WHAT THE EXERCISE ASKS | How many lines of the records hold the string "PICTON"? Reply with the number alone.

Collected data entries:
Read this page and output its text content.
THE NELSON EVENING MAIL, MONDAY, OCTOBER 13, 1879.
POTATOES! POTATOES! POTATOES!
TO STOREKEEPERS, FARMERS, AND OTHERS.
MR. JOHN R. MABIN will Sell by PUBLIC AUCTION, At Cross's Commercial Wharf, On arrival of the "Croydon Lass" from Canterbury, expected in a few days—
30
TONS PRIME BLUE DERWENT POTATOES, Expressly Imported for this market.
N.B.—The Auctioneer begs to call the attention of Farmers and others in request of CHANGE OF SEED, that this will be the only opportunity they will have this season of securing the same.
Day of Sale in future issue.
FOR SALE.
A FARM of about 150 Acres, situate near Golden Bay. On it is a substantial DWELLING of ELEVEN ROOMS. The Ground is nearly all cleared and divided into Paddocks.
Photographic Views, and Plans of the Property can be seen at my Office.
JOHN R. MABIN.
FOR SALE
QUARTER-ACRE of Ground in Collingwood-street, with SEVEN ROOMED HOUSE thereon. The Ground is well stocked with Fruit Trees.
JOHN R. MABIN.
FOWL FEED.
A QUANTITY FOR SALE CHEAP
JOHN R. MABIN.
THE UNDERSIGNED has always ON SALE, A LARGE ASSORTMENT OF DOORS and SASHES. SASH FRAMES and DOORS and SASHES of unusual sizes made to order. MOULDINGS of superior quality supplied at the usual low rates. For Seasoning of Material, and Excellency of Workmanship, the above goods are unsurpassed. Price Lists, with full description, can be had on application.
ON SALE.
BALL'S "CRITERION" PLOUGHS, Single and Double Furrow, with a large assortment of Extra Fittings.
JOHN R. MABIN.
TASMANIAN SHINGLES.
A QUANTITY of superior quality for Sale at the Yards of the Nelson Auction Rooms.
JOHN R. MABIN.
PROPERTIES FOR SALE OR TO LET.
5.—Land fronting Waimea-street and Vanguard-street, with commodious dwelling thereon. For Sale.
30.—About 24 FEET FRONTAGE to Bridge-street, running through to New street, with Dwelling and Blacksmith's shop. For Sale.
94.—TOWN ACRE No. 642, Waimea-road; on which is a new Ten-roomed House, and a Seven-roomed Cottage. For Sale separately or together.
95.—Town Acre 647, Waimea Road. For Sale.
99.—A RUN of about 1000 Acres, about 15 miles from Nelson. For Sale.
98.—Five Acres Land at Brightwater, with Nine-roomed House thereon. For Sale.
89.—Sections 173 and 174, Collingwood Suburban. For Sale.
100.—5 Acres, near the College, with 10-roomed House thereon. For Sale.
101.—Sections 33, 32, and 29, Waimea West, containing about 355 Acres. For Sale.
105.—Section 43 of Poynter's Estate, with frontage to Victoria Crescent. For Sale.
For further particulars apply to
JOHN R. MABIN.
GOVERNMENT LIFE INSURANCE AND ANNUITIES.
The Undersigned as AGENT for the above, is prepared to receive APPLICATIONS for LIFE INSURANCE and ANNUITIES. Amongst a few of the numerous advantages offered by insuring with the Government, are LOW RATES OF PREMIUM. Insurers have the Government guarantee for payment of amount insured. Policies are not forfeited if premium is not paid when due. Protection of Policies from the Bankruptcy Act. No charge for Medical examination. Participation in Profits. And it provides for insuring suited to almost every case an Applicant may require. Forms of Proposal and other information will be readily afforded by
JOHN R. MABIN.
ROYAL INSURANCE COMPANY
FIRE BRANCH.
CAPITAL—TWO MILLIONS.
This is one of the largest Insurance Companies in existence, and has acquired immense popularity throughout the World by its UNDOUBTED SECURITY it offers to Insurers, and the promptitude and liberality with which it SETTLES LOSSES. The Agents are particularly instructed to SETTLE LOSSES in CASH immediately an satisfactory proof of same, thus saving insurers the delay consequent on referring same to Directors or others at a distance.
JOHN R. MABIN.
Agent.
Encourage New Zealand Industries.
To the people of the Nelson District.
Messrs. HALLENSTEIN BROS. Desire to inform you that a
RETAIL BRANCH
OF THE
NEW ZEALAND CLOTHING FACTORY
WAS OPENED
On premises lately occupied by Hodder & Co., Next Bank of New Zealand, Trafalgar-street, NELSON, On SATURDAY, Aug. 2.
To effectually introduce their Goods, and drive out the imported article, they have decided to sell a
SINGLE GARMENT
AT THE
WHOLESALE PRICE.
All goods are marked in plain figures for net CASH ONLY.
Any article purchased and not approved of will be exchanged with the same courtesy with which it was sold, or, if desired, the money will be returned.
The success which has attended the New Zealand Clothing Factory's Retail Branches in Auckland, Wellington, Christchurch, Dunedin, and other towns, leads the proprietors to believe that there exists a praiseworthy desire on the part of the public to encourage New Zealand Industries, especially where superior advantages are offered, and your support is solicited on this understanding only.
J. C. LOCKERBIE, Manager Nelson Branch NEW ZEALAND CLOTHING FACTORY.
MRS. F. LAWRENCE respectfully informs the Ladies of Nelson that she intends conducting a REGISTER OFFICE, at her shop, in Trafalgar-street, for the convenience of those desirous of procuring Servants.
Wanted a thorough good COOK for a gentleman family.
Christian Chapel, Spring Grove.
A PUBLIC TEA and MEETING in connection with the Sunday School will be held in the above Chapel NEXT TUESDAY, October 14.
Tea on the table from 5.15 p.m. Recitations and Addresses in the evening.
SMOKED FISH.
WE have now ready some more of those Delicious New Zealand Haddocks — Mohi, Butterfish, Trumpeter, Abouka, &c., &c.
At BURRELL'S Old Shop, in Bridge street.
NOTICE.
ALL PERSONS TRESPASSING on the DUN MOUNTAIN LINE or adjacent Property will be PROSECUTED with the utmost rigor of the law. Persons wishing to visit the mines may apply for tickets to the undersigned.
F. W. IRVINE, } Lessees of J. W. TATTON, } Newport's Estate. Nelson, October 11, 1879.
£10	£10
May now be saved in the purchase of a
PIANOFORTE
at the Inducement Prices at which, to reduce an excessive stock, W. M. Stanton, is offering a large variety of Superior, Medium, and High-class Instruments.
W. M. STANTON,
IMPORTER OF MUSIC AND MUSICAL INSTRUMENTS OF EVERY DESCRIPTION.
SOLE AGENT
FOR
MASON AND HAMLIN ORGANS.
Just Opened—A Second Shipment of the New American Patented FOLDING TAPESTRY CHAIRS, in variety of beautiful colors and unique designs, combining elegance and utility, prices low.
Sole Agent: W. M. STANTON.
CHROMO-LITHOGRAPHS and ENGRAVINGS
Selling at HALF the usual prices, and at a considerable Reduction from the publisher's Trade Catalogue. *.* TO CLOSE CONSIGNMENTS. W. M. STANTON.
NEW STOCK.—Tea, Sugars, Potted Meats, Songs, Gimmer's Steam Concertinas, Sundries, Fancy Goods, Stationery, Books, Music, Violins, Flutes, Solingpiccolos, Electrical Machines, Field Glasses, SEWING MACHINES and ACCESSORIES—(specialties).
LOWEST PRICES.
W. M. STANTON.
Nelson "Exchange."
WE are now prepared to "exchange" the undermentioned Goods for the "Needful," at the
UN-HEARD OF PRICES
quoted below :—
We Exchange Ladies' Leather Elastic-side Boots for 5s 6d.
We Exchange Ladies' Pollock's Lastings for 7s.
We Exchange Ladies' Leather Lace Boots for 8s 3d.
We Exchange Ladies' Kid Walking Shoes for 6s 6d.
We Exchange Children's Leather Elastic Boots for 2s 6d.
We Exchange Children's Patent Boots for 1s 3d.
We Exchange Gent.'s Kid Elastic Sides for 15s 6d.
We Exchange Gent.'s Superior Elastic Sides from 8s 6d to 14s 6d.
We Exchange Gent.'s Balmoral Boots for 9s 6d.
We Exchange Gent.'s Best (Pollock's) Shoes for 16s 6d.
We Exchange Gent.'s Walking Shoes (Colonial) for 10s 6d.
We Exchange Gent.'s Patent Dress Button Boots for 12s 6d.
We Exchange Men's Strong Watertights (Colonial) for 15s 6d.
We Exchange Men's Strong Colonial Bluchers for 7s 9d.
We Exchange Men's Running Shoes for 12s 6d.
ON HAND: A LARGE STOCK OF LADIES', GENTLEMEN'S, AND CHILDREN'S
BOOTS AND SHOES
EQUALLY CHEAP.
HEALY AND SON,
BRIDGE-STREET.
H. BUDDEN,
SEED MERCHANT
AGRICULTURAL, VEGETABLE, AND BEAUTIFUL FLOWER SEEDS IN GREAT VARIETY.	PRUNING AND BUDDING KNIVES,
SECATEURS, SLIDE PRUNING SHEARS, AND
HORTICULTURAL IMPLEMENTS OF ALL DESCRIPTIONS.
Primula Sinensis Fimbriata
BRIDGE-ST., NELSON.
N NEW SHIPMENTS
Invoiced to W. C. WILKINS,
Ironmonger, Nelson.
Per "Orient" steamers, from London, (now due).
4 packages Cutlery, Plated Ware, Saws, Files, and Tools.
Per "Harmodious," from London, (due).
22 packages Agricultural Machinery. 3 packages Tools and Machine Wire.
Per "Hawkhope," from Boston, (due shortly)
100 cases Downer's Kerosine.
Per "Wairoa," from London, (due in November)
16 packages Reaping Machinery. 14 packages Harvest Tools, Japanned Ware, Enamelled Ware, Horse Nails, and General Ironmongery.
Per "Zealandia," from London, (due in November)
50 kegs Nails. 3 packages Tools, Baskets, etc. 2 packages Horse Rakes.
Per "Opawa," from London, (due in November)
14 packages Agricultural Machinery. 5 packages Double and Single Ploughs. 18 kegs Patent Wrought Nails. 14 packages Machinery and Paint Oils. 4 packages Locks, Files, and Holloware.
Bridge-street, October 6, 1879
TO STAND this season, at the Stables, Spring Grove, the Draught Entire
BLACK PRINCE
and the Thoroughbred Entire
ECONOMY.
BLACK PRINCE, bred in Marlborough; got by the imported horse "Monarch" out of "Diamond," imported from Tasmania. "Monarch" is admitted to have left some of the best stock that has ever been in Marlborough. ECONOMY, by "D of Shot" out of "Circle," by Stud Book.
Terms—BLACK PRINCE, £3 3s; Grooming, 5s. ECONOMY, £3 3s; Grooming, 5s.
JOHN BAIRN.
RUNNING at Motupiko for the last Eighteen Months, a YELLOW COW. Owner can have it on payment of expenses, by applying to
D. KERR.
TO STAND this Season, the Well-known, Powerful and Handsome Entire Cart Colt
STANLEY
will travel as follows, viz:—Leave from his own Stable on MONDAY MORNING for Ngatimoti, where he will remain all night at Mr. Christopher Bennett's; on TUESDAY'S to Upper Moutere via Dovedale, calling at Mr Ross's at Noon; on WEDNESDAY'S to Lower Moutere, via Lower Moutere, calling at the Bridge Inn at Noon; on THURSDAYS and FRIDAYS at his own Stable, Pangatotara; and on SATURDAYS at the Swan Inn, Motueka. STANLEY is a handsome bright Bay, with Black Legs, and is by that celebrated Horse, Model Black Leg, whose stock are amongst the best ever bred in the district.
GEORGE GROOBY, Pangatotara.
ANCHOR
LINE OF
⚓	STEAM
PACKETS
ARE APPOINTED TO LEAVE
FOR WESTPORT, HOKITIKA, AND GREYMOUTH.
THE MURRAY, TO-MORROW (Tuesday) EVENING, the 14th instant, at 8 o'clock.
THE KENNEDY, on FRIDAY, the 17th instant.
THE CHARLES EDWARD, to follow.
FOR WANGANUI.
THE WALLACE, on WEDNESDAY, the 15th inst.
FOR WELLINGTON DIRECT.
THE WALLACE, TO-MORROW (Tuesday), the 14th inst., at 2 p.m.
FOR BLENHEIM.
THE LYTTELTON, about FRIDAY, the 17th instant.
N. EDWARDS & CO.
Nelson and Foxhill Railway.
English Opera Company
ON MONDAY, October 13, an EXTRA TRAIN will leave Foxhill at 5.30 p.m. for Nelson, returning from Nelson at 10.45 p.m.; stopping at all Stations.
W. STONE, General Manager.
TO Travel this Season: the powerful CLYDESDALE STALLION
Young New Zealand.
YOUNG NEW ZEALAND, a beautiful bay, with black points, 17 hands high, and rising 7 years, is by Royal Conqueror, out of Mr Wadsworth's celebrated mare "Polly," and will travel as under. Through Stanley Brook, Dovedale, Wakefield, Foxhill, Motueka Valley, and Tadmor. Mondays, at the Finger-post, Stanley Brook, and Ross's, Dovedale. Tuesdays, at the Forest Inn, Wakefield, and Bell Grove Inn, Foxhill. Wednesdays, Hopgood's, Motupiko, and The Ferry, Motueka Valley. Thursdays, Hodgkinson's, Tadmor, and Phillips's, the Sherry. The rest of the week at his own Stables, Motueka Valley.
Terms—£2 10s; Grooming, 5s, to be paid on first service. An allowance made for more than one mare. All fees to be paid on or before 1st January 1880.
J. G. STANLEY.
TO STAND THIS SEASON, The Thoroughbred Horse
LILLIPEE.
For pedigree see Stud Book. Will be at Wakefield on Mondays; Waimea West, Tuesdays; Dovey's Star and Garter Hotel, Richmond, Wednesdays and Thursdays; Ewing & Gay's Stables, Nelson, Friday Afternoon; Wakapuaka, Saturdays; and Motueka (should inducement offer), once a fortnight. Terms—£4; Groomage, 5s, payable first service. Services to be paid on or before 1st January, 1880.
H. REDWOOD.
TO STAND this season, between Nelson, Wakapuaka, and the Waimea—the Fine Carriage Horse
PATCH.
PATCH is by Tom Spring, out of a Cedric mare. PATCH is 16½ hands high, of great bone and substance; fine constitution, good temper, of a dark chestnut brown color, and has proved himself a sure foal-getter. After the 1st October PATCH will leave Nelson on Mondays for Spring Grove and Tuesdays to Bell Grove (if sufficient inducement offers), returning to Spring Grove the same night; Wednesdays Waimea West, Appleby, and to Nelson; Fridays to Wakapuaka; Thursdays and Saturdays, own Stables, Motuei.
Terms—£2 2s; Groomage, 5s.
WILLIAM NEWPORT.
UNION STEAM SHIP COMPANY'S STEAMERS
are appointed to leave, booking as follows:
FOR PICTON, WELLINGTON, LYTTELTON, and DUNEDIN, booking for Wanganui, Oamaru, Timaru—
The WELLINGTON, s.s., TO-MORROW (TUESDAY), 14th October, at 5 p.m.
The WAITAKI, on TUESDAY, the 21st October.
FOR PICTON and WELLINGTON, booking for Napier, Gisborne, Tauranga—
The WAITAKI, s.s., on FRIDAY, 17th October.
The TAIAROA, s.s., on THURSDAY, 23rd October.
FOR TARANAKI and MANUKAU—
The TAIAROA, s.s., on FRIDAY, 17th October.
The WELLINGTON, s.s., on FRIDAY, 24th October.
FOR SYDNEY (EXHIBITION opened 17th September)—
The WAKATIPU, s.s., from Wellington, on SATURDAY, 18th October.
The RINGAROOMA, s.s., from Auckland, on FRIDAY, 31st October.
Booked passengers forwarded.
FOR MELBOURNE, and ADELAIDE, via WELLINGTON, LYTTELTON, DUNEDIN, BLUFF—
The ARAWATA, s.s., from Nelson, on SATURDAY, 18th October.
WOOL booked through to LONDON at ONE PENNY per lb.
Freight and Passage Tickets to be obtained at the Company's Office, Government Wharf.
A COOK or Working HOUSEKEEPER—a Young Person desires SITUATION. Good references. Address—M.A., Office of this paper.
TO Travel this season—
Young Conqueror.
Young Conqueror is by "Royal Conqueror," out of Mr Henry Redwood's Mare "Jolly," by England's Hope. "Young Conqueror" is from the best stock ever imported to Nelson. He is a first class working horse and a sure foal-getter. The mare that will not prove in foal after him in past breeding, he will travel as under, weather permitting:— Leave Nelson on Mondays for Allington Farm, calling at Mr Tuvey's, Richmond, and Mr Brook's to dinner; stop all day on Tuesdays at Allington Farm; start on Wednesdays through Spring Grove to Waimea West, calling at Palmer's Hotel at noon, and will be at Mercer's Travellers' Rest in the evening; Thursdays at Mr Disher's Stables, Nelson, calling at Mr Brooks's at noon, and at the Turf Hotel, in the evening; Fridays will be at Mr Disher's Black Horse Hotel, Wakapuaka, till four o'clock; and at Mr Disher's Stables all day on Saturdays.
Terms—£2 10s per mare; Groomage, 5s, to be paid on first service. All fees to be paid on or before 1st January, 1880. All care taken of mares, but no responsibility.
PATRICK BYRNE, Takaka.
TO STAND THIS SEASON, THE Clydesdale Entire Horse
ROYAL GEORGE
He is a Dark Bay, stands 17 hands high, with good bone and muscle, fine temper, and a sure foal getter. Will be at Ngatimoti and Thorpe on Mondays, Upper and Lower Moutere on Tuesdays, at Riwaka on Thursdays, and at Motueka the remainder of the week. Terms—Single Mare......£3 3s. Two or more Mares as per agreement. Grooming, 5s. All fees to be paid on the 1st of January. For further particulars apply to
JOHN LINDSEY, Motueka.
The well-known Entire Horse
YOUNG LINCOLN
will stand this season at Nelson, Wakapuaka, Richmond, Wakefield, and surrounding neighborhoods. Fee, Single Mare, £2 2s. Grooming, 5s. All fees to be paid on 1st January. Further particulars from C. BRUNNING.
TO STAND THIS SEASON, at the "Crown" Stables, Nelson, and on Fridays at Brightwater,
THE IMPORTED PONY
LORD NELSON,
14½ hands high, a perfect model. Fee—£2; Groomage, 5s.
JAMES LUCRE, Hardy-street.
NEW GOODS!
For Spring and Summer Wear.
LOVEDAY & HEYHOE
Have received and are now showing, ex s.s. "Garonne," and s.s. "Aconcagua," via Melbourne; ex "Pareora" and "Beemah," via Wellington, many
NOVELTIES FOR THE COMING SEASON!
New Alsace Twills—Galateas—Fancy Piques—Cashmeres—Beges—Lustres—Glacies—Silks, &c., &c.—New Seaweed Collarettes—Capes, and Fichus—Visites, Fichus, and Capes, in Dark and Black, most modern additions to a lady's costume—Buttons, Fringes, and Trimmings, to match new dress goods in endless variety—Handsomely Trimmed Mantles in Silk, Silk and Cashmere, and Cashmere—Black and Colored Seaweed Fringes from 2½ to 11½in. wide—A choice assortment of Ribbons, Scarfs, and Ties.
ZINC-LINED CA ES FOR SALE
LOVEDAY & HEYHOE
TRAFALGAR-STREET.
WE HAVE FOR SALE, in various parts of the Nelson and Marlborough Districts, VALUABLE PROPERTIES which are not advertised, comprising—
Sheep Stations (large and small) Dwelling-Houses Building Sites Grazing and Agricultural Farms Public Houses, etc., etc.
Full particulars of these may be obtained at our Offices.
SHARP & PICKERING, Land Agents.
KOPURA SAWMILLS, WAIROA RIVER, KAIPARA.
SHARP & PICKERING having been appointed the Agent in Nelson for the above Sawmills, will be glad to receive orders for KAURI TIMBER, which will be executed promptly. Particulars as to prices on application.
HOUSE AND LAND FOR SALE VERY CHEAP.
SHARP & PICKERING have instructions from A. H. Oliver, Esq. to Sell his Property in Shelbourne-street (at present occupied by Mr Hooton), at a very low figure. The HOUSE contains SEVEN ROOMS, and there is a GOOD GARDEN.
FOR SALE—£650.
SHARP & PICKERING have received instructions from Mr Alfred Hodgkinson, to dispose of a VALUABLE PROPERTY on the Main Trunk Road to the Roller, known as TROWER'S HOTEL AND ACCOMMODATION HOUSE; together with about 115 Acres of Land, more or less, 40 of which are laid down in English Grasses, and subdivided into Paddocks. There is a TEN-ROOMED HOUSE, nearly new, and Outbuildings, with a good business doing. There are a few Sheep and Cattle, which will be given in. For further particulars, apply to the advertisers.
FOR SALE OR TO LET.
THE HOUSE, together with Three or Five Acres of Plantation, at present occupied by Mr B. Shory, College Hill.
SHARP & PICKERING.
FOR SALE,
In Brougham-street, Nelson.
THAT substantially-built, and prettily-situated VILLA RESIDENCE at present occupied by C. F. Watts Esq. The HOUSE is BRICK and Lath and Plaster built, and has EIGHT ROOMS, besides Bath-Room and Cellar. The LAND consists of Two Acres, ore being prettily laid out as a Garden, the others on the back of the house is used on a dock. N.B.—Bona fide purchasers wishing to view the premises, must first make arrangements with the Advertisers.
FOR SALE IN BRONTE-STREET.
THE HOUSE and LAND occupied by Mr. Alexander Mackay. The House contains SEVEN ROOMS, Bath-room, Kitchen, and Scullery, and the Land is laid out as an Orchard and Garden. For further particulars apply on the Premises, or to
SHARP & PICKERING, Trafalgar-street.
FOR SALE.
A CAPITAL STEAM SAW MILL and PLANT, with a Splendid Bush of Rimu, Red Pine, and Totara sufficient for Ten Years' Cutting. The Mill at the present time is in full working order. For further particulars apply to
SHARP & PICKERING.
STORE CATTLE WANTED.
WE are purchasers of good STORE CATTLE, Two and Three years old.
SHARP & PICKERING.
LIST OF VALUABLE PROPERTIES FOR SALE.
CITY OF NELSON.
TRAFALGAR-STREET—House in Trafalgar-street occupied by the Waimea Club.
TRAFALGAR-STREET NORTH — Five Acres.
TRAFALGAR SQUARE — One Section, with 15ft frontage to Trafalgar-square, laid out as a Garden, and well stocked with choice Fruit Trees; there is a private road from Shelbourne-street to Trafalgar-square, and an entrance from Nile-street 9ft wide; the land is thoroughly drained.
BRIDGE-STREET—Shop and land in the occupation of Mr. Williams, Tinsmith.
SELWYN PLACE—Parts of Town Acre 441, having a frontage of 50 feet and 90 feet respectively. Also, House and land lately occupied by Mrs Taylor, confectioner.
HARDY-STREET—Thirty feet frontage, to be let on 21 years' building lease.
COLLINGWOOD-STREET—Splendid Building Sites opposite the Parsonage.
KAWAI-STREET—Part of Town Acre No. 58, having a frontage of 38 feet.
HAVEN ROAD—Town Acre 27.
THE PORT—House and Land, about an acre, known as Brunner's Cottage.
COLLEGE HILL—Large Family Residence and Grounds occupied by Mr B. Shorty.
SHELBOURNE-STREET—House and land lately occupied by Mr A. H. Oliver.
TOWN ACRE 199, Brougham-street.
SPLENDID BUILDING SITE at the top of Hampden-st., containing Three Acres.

COMPLETE RESPONSE | 2